— START OF Exercise data —

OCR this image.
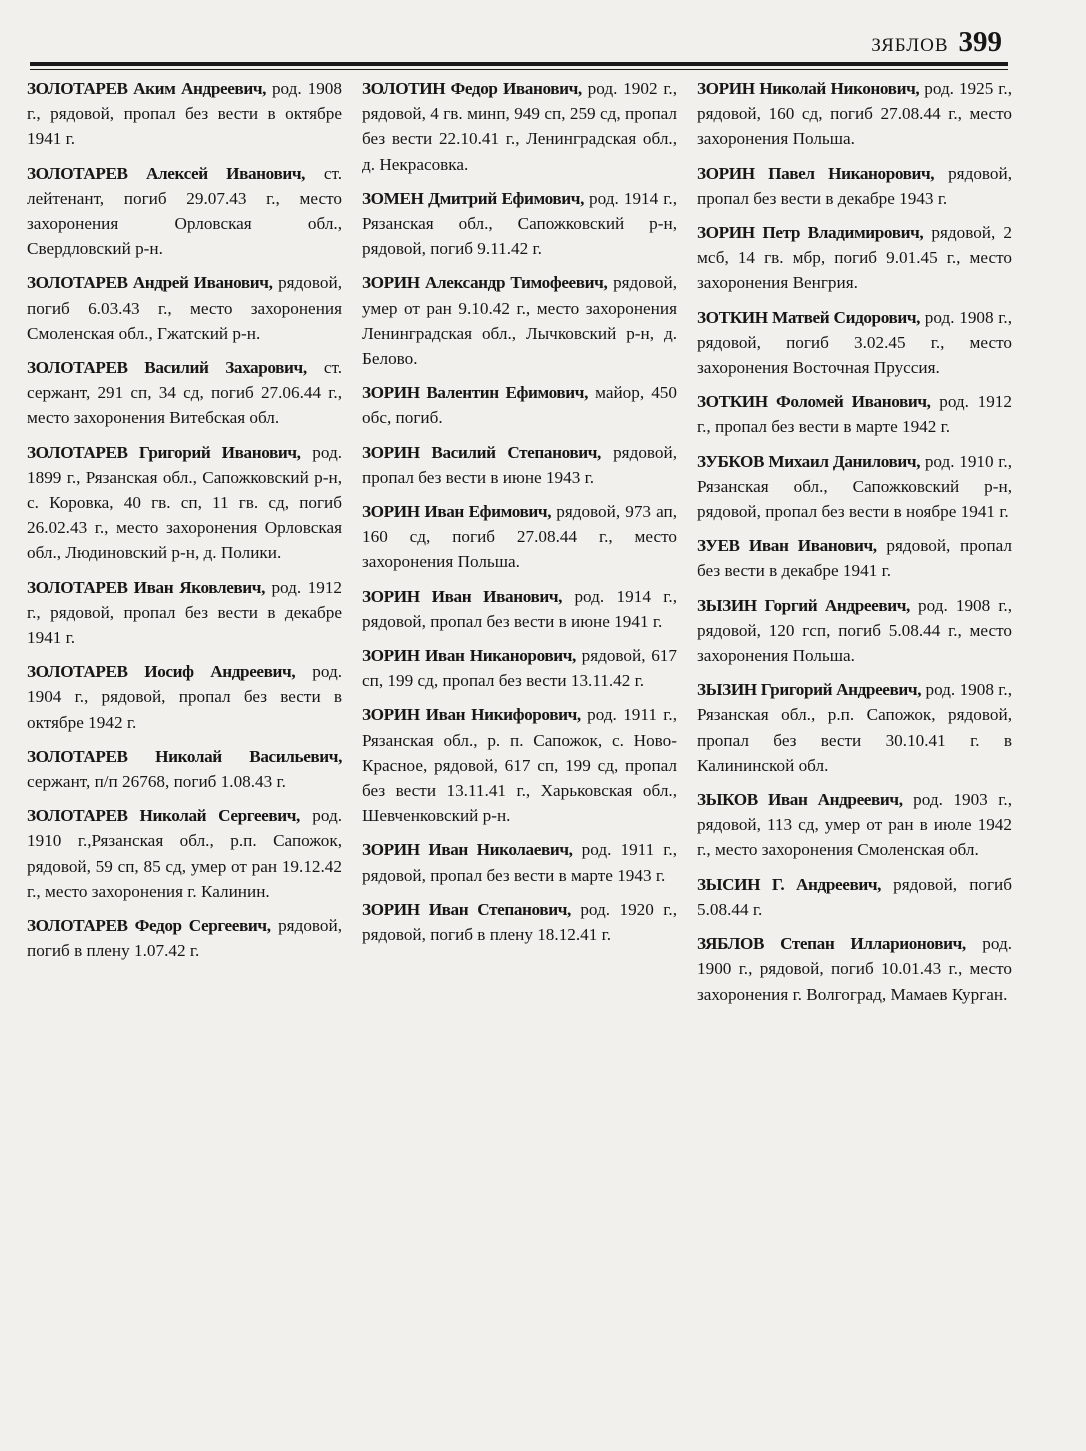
ЗЯБЛОВ 399

ЗОЛОТАРЕВ Аким Андреевич, род. 1908 г., рядовой, пропал без вести в октябре 1941 г.

ЗОЛОТАРЕВ Алексей Иванович, ст. лейтенант, погиб 29.07.43 г., место захоронения Орловская обл., Свердловский р-н.

ЗОЛОТАРЕВ Андрей Иванович, рядовой, погиб 6.03.43 г., место захоронения Смоленская обл., Гжатский р-н.

ЗОЛОТАРЕВ Василий Захарович, ст. сержант, 291 сп, 34 сд, погиб 27.06.44 г., место захоронения Витебская обл.

ЗОЛОТАРЕВ Григорий Иванович, род. 1899 г., Рязанская обл., Сапожковский р-н, с. Коровка, 40 гв. сп, 11 гв. сд, погиб 26.02.43 г., место захоронения Орловская обл., Людиновский р-н, д. Полики.

ЗОЛОТАРЕВ Иван Яковлевич, род. 1912 г., рядовой, пропал без вести в декабре 1941 г.

ЗОЛОТАРЕВ Иосиф Андреевич, род. 1904 г., рядовой, пропал без вести в октябре 1942 г.

ЗОЛОТАРЕВ Николай Васильевич, сержант, п/п 26768, погиб 1.08.43 г.

ЗОЛОТАРЕВ Николай Сергеевич, род. 1910 г.,Рязанская обл., р.п. Сапожок, рядовой, 59 сп, 85 сд, умер от ран 19.12.42 г., место захоронения г. Калинин.

ЗОЛОТАРЕВ Федор Сергеевич, рядовой, погиб в плену 1.07.42 г.

ЗОЛОТИН Федор Иванович, род. 1902 г., рядовой, 4 гв. минп, 949 сп, 259 сд, пропал без вести 22.10.41 г., Ленинградская обл., д. Некрасовка.

ЗОМЕН Дмитрий Ефимович, род. 1914 г., Рязанская обл., Сапожковский р-н, рядовой, погиб 9.11.42 г.

ЗОРИН Александр Тимофеевич, рядовой, умер от ран 9.10.42 г., место захоронения Ленинградская обл., Лычковский р-н, д. Белово.

ЗОРИН Валентин Ефимович, майор, 450 обс, погиб.

ЗОРИН Василий Степанович, рядовой, пропал без вести в июне 1943 г.

ЗОРИН Иван Ефимович, рядовой, 973 ап, 160 сд, погиб 27.08.44 г., место захоронения Польша.

ЗОРИН Иван Иванович, род. 1914 г., рядовой, пропал без вести в июне 1941 г.

ЗОРИН Иван Никанорович, рядовой, 617 сп, 199 сд, пропал без вести 13.11.42 г.

ЗОРИН Иван Никифорович, род. 1911 г., Рязанская обл., р. п. Сапожок, с. Ново-Красное, рядовой, 617 сп, 199 сд, пропал без вести 13.11.41 г., Харьковская обл., Шевченковский р-н.

ЗОРИН Иван Николаевич, род. 1911 г., рядовой, пропал без вести в марте 1943 г.

ЗОРИН Иван Степанович, род. 1920 г., рядовой, погиб в плену 18.12.41 г.

ЗОРИН Николай Никонович, род. 1925 г., рядовой, 160 сд, погиб 27.08.44 г., место захоронения Польша.

ЗОРИН Павел Никанорович, рядовой, пропал без вести в декабре 1943 г.

ЗОРИН Петр Владимирович, рядовой, 2 мсб, 14 гв. мбр, погиб 9.01.45 г., место захоронения Венгрия.

ЗОТКИН Матвей Сидорович, род. 1908 г., рядовой, погиб 3.02.45 г., место захоронения Восточная Пруссия.

ЗОТКИН Фоломей Иванович, род. 1912 г., пропал без вести в марте 1942 г.

ЗУБКОВ Михаил Данилович, род. 1910 г., Рязанская обл., Сапожковский р-н, рядовой, пропал без вести в ноябре 1941 г.

ЗУЕВ Иван Иванович, рядовой, пропал без вести в декабре 1941 г.

ЗЫЗИН Горгий Андреевич, род. 1908 г., рядовой, 120 гсп, погиб 5.08.44 г., место захоронения Польша.

ЗЫЗИН Григорий Андреевич, род. 1908 г., Рязанская обл., р.п. Сапожок, рядовой, пропал без вести 30.10.41 г. в Калининской обл.

ЗЫКОВ Иван Андреевич, род. 1903 г., рядовой, 113 сд, умер от ран в июле 1942 г., место захоронения Смоленская обл.

ЗЫСИН Г. Андреевич, рядовой, погиб 5.08.44 г.

ЗЯБЛОВ Степан Илларионович, род. 1900 г., рядовой, погиб 10.01.43 г., место захоронения г. Волгоград, Мамаев Курган.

— END OF Exercise data —

## [What to work on]
Pick out every line above that holds the word "Сергеевич" and copy it.

## [Final result]
ЗОЛОТАРЕВ Николай Сергеевич, род. 1910 г.,Рязанская обл., р.п. Сапожок, рядовой, 59 сп, 85 сд, умер от ран 19.12.42 г., место захоронения г. Калинин.
ЗОЛОТАРЕВ Федор Сергеевич, рядовой, погиб в плену 1.07.42 г.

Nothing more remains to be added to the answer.